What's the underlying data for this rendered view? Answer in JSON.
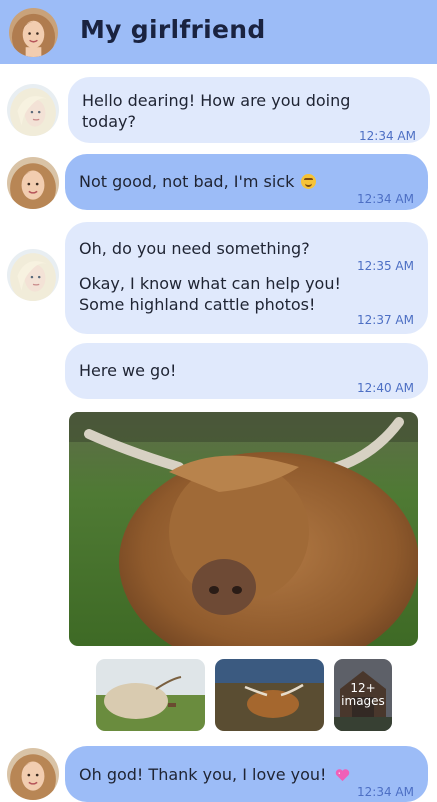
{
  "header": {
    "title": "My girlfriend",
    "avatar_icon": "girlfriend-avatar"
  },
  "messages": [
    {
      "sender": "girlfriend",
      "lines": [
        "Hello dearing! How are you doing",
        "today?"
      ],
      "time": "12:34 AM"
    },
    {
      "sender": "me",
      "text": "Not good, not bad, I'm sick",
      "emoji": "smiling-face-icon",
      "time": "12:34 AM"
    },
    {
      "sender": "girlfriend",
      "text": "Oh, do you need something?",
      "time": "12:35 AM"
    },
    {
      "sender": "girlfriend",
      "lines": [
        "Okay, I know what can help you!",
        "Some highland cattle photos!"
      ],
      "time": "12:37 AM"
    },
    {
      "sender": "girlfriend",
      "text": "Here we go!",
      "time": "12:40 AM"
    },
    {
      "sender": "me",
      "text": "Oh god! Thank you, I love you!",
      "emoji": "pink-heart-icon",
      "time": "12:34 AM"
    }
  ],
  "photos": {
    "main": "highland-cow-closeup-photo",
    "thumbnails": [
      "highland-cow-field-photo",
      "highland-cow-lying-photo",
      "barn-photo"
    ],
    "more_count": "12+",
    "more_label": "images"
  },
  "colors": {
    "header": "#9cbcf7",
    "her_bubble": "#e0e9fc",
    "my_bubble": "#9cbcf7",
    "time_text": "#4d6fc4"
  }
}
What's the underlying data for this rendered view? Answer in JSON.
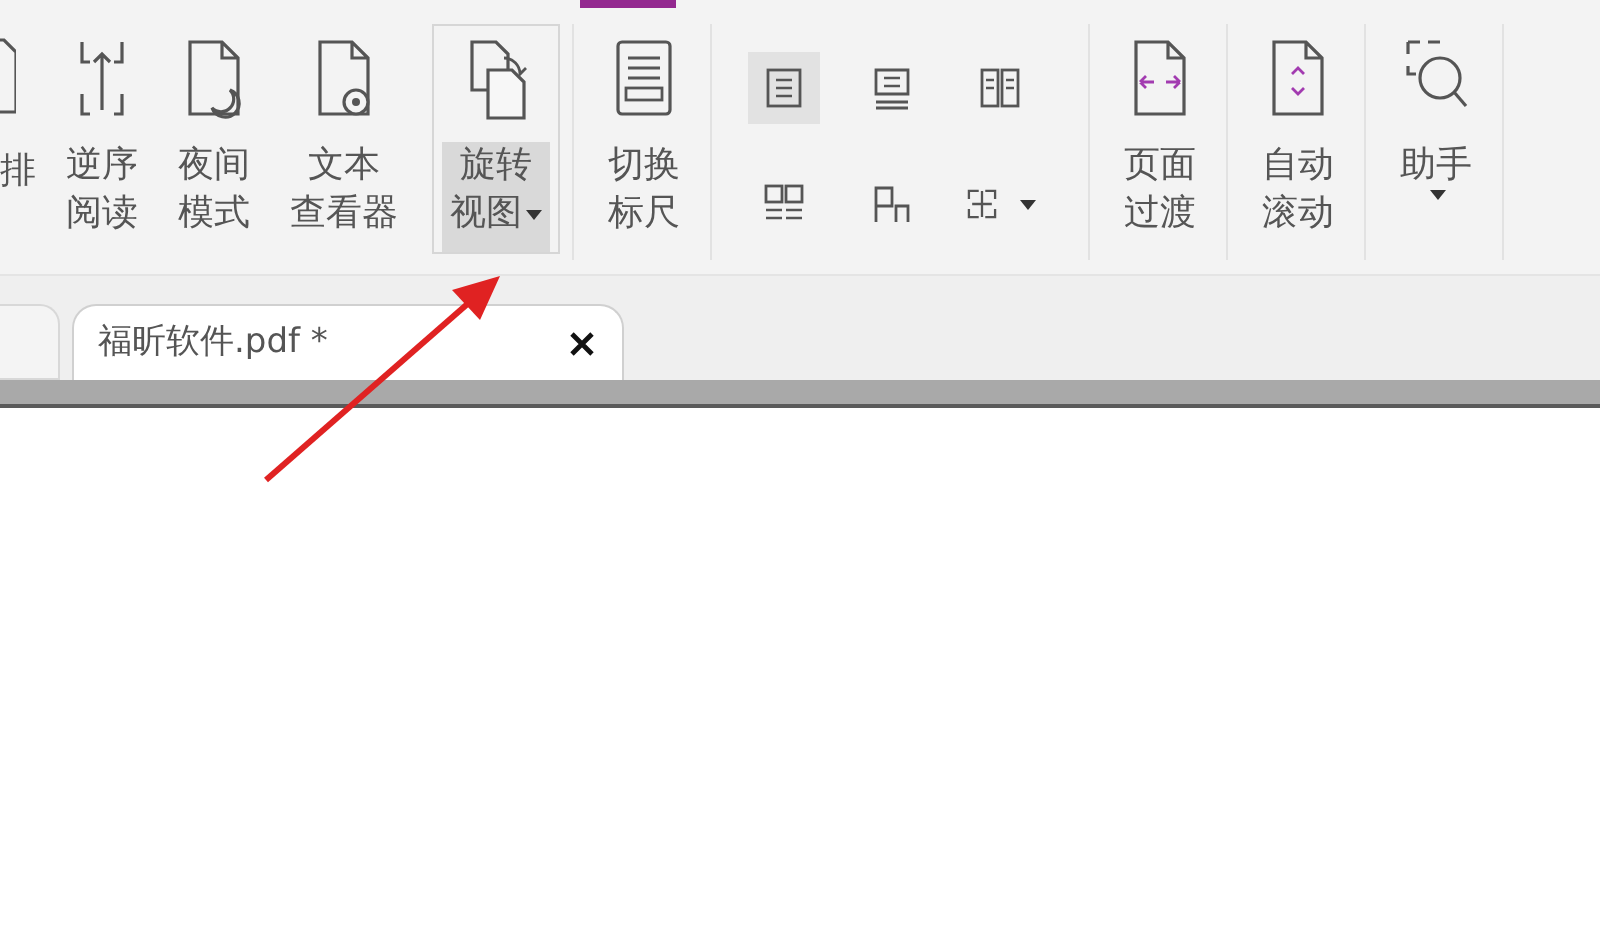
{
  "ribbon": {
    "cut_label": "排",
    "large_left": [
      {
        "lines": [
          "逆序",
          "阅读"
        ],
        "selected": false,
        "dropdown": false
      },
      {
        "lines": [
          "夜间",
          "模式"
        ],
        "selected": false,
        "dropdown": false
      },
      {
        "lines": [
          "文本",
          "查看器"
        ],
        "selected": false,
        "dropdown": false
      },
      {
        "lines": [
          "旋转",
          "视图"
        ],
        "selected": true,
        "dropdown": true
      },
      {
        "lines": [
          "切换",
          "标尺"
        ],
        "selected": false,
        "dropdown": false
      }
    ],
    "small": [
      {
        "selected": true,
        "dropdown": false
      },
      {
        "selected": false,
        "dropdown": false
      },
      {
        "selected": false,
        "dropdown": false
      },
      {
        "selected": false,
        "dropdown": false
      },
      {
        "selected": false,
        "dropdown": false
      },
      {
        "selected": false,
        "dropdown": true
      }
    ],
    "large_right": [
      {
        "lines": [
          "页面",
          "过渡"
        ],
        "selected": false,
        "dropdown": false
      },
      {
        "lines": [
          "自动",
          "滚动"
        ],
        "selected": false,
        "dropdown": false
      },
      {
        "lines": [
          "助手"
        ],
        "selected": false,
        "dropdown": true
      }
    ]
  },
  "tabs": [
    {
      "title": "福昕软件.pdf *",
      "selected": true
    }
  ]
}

WHAT NEEDS TO BE DONE
Copy all lines from the data that hold the word "emoji".

ANSWER TO THE PROBLEM
      "emoji": "smiling-face-icon",
      "emoji": "pink-heart-icon",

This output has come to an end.